**WHAT IS BEING ASKED**
Locate each line below that includes "estimated" and reproduce it.
>>>>
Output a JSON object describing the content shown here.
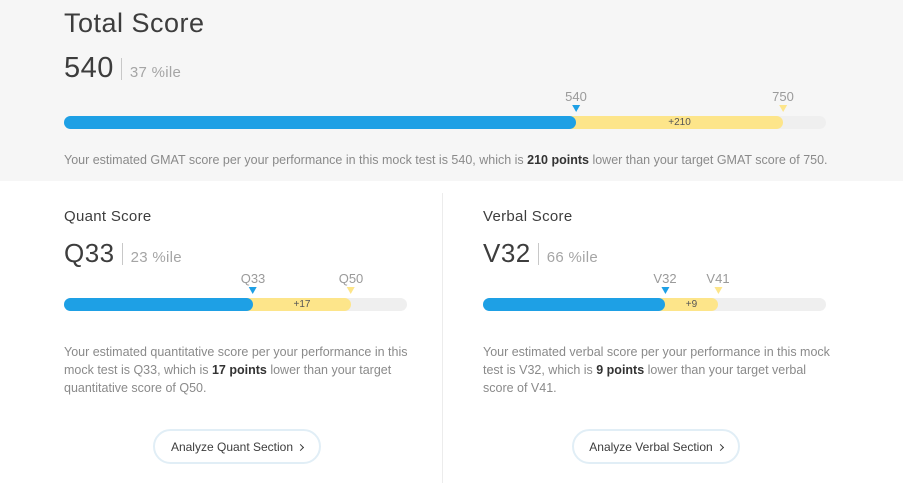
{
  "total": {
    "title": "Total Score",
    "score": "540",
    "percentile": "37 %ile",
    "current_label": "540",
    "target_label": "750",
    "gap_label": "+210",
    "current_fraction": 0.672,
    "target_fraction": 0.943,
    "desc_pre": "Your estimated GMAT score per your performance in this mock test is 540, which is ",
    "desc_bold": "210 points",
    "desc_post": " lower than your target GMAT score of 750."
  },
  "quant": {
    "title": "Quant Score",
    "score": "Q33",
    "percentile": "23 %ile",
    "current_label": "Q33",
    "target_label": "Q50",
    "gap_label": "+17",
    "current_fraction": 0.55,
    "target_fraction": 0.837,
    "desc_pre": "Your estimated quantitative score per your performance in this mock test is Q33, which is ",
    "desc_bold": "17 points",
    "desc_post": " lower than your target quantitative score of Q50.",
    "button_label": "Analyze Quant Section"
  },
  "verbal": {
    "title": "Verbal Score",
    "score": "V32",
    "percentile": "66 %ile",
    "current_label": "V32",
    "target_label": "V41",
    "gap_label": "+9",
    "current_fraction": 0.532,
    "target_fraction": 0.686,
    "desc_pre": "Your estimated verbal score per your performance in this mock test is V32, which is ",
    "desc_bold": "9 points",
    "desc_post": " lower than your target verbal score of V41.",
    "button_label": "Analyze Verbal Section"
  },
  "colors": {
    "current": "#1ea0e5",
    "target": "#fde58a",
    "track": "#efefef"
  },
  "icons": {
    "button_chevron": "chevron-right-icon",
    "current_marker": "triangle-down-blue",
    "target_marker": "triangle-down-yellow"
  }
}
<<<<
>>>>
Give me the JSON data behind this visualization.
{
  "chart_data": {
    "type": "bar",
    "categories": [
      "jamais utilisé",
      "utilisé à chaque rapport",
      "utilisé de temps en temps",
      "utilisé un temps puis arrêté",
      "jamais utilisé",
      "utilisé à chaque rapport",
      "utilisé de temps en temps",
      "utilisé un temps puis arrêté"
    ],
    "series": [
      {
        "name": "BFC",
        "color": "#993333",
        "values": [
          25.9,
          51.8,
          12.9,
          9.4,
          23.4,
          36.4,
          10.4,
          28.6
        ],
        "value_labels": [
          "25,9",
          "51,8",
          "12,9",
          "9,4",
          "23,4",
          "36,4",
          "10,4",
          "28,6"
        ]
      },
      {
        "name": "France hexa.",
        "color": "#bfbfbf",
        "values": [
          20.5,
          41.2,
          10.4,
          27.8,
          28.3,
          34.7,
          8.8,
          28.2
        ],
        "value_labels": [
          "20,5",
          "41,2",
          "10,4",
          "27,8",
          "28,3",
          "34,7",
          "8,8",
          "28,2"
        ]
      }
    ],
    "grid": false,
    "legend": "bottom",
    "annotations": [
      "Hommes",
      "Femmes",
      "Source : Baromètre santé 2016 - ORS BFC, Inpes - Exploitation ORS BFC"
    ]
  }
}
<<<<
**ANSWER FOR THIS EXERCISE**
    "desc_pre": "Your estimated GMAT score per your performance in this mock test is 540, which is ",
    "desc_pre": "Your estimated quantitative score per your performance in this mock test is Q33, which is ",
    "desc_pre": "Your estimated verbal score per your performance in this mock test is V32, which is ",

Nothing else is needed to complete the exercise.